Please copy the material word for word, from its first line through the line containing "most 100 elements.", and leave out the pictures.

_Data extract:_
□ □ □

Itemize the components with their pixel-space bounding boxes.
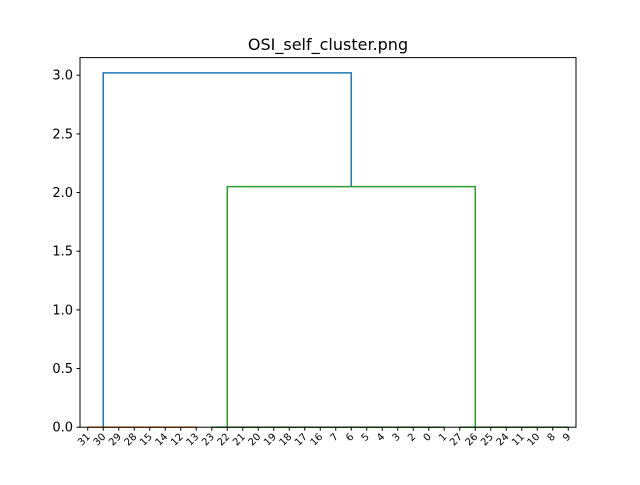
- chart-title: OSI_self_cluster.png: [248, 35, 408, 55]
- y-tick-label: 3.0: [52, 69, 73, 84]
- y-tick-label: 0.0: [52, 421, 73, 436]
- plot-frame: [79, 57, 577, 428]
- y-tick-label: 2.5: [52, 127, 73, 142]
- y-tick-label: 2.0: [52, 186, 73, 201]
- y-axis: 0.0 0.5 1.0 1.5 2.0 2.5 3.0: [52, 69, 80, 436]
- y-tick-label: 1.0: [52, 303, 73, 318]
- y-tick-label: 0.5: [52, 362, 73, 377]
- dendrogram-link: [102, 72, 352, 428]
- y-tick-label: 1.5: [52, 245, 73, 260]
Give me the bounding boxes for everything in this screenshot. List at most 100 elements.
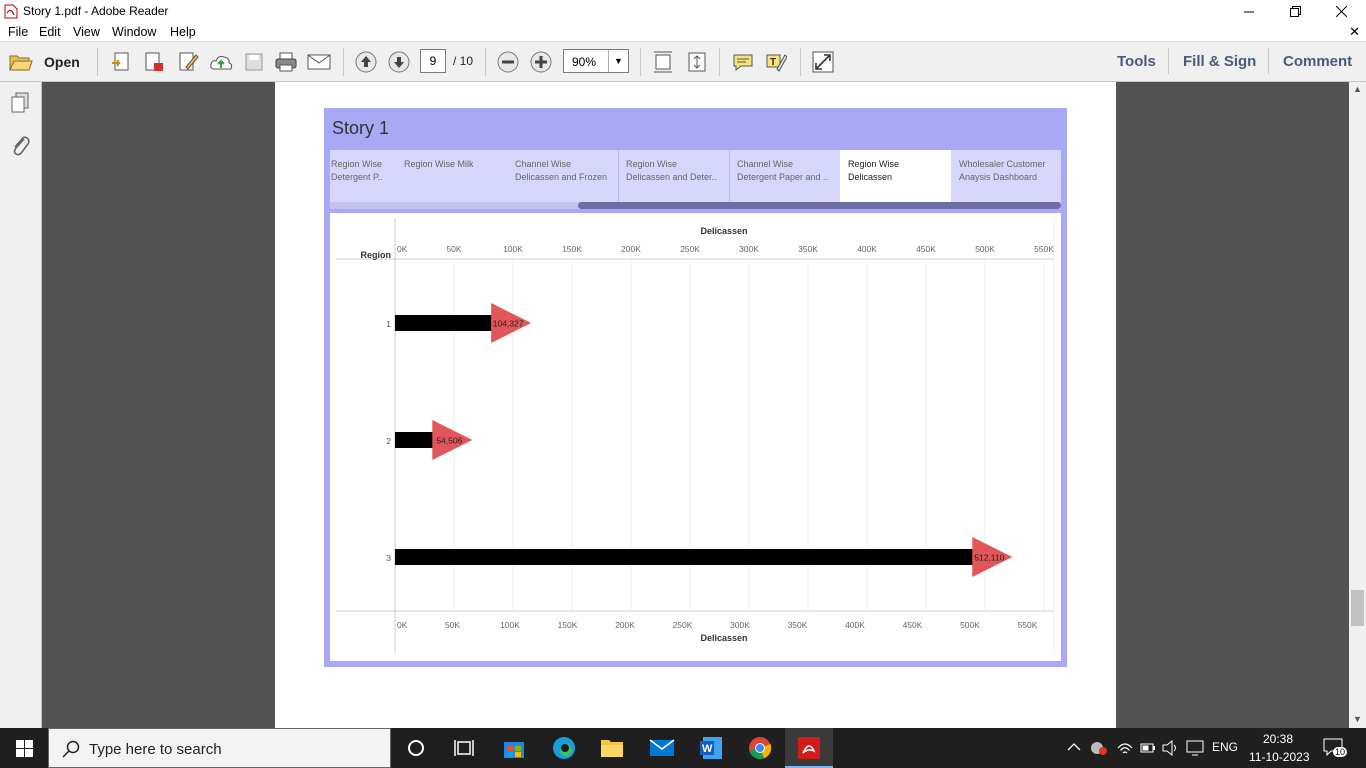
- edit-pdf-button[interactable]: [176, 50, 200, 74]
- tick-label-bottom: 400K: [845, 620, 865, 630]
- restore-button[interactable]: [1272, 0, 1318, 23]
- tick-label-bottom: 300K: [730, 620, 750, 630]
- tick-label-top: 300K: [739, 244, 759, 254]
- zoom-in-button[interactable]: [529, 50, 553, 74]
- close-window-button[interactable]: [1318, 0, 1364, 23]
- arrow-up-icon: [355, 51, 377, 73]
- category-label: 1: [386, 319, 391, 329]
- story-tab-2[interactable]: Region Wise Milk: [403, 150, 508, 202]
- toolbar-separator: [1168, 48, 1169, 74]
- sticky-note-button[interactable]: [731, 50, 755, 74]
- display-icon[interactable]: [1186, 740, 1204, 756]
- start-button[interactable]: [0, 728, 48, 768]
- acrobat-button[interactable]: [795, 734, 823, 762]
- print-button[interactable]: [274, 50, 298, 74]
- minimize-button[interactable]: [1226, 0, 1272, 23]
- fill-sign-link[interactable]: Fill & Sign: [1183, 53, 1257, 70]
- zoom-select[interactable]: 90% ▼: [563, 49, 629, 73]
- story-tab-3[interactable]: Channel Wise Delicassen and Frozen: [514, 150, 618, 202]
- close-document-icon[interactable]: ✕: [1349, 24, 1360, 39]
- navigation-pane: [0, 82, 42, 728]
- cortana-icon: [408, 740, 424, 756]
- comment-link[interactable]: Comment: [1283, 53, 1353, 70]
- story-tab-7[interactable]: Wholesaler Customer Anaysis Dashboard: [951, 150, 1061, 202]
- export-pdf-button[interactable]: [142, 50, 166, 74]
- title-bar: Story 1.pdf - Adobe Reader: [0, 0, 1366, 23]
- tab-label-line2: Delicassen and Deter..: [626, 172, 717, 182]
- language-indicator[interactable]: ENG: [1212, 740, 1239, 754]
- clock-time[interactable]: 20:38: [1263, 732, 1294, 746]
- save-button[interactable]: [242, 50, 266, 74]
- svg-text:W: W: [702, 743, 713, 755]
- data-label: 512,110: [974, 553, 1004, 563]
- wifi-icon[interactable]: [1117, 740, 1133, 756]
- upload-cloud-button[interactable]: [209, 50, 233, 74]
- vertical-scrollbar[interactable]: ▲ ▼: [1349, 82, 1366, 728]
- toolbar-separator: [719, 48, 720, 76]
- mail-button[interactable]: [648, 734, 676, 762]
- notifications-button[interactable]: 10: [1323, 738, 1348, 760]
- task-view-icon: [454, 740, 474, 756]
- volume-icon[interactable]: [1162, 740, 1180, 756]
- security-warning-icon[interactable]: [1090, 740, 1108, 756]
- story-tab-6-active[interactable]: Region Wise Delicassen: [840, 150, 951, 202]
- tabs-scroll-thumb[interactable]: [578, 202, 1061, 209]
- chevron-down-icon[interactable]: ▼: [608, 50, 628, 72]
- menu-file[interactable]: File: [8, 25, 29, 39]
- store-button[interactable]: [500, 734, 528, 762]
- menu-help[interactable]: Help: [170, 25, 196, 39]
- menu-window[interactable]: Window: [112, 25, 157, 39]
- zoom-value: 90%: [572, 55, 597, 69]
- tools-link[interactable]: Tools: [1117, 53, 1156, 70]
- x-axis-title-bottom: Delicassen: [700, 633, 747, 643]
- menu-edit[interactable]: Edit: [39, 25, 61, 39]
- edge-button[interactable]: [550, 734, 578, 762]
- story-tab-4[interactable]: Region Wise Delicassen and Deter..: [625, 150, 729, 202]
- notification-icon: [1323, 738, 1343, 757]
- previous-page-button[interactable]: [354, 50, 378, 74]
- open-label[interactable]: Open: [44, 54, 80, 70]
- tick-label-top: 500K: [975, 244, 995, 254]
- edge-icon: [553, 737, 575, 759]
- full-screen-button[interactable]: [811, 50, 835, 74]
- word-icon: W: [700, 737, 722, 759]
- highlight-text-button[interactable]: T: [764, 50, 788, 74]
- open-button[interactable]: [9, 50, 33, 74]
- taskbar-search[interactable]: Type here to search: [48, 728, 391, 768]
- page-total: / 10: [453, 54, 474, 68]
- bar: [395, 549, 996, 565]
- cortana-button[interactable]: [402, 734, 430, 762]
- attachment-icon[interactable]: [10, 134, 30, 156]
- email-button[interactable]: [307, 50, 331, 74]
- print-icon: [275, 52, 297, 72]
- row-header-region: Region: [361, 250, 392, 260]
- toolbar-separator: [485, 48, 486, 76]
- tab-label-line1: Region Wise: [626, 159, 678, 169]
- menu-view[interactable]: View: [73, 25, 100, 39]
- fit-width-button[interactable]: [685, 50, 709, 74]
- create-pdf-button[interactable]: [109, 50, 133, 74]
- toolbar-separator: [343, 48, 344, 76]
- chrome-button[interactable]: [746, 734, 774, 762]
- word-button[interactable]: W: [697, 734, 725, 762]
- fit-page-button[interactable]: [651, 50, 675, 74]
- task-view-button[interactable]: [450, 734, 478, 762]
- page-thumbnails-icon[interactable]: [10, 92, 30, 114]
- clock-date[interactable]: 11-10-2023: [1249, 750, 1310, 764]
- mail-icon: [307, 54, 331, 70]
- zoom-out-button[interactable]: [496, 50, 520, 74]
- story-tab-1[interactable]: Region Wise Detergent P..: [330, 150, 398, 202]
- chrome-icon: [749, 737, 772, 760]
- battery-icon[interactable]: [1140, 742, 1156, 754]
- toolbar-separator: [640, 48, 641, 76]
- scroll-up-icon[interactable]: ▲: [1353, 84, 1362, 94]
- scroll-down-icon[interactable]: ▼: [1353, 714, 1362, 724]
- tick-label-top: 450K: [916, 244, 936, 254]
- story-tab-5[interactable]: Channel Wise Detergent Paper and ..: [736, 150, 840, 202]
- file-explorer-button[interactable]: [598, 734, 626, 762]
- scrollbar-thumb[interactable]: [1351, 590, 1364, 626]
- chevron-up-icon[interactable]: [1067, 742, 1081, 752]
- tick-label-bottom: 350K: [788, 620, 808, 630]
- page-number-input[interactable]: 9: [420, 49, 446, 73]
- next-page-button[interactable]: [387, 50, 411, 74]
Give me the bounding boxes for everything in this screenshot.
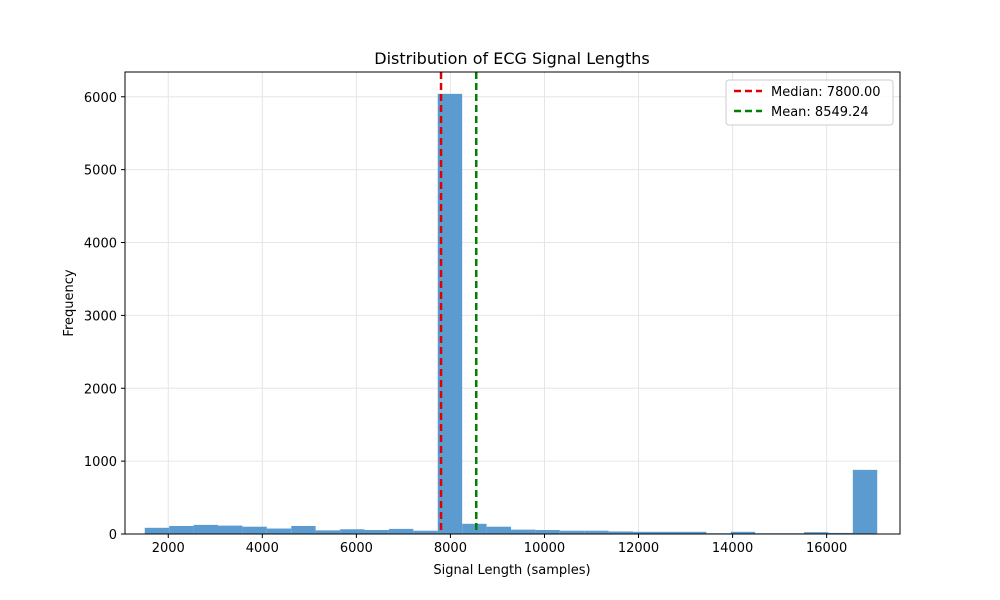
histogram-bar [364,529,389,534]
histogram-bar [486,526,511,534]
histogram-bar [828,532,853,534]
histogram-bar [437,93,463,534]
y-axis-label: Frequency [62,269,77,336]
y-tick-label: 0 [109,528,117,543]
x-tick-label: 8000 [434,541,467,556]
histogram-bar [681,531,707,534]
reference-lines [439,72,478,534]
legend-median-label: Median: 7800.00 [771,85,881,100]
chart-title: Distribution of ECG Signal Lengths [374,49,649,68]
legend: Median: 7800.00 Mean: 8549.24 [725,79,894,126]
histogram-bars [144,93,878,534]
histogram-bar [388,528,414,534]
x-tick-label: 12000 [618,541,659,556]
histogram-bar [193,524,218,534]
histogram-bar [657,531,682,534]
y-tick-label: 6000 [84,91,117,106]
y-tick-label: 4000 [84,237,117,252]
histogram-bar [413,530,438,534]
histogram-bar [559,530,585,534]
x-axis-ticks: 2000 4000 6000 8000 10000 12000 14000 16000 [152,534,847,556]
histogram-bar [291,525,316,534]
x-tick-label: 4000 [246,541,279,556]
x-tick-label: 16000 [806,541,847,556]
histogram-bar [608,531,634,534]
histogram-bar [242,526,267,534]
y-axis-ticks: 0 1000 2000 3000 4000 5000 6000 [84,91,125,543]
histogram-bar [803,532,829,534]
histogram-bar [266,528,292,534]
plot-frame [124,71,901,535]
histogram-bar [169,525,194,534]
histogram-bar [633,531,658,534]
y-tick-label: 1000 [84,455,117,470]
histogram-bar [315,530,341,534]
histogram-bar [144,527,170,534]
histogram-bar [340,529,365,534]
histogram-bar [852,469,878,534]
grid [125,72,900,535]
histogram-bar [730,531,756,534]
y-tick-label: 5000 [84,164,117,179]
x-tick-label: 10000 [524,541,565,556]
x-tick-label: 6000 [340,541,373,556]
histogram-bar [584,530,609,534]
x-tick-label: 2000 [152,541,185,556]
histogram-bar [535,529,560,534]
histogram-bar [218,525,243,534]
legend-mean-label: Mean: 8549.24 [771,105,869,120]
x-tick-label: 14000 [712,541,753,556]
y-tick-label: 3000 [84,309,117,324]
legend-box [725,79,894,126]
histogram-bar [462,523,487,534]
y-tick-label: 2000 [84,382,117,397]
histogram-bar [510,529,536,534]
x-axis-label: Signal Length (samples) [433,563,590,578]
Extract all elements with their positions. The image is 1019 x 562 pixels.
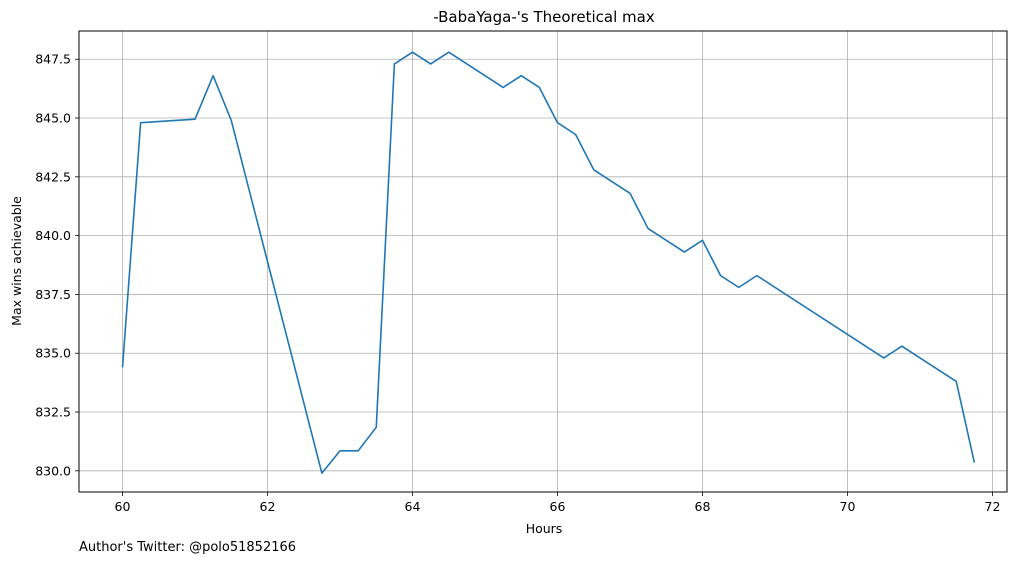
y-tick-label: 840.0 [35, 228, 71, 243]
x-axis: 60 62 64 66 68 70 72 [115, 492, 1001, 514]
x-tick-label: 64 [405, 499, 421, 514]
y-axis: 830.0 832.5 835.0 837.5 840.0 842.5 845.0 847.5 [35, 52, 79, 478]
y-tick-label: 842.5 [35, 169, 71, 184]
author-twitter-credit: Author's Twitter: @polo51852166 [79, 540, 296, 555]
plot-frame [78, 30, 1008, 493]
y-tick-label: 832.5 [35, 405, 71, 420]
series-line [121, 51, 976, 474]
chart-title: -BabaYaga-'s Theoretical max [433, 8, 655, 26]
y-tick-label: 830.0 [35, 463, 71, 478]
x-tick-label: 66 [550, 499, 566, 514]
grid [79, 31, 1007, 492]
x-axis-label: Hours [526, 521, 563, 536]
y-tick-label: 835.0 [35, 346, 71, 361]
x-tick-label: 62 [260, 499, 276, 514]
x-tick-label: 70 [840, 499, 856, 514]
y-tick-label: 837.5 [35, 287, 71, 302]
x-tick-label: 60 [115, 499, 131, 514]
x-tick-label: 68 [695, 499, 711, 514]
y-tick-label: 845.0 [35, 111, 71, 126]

□ □ □

_Exercise solution:_
Itemize the components with their pixel-space bounding boxes.
- chart-title: OSI_self_cluster.png: [248, 35, 408, 55]
- y-tick-label: 3.0: [52, 69, 73, 84]
- y-tick-label: 0.0: [52, 421, 73, 436]
- plot-frame: [79, 57, 577, 428]
- y-tick-label: 2.5: [52, 127, 73, 142]
- y-tick-label: 2.0: [52, 186, 73, 201]
- y-axis: 0.0 0.5 1.0 1.5 2.0 2.5 3.0: [52, 69, 80, 436]
- y-tick-label: 1.0: [52, 303, 73, 318]
- y-tick-label: 0.5: [52, 362, 73, 377]
- dendrogram-link: [102, 72, 352, 428]
- y-tick-label: 1.5: [52, 245, 73, 260]
Give me the bounding boxes for everything in this screenshot. List at most 100 elements.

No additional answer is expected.